**WORK TO COMPLETE**
Collect all lines from the listing that include the string "espulsada".

[Stored records]
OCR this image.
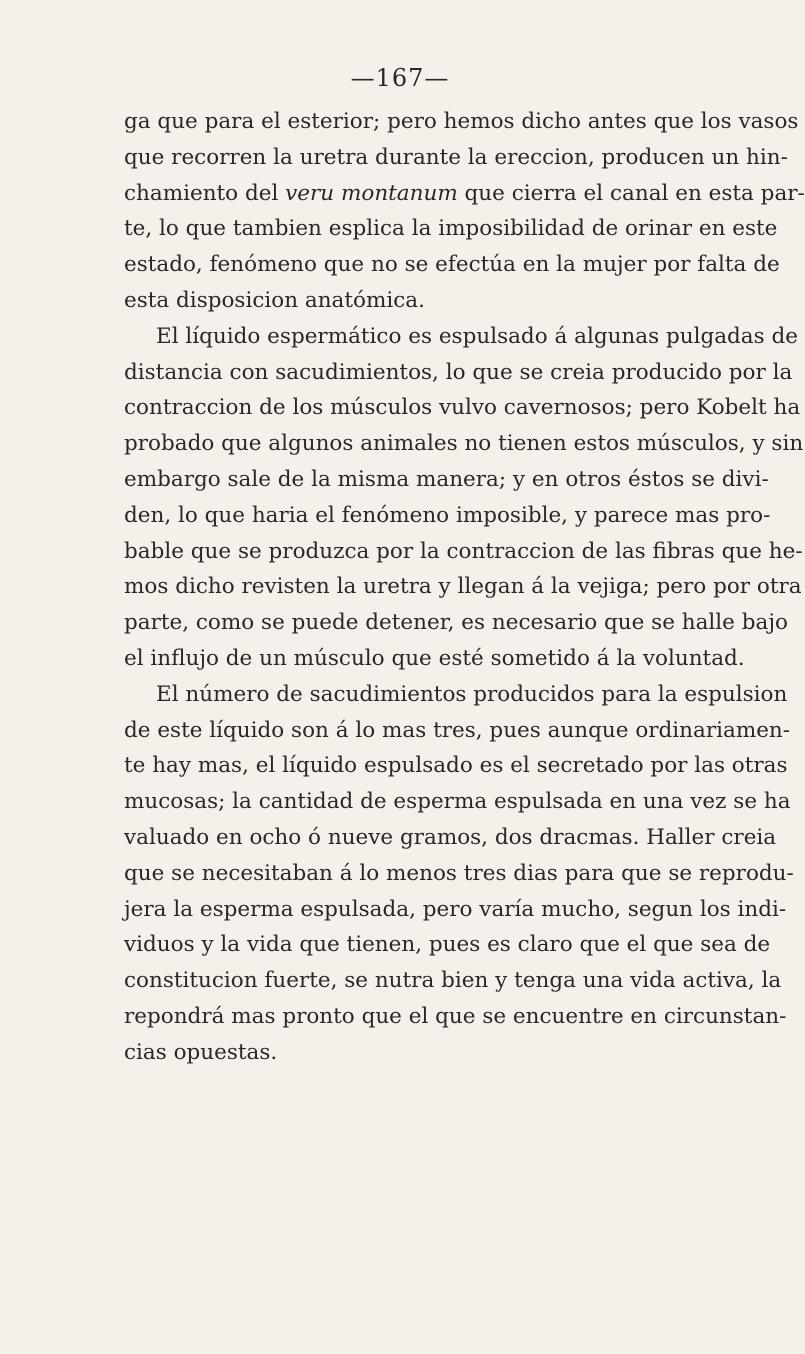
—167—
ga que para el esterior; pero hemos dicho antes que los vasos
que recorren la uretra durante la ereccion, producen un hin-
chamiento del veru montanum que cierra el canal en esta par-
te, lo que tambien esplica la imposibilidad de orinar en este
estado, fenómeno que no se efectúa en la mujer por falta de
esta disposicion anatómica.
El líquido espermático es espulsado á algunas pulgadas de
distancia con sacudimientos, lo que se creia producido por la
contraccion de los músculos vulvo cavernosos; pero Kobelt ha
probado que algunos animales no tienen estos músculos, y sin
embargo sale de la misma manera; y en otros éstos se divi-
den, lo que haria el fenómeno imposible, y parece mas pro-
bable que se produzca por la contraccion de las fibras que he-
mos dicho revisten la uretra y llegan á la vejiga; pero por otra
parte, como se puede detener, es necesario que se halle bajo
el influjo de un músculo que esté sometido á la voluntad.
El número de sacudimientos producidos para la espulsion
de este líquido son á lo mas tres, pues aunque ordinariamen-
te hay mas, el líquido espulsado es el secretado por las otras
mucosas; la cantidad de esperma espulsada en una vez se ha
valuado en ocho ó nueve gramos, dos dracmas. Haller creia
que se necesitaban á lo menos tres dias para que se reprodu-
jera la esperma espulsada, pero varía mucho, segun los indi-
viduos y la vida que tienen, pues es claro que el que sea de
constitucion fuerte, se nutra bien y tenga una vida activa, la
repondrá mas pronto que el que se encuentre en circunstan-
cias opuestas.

**ANSWER TO THE TASK**
mucosas; la cantidad de esperma espulsada en una vez se ha
jera la esperma espulsada, pero varía mucho, segun los indi-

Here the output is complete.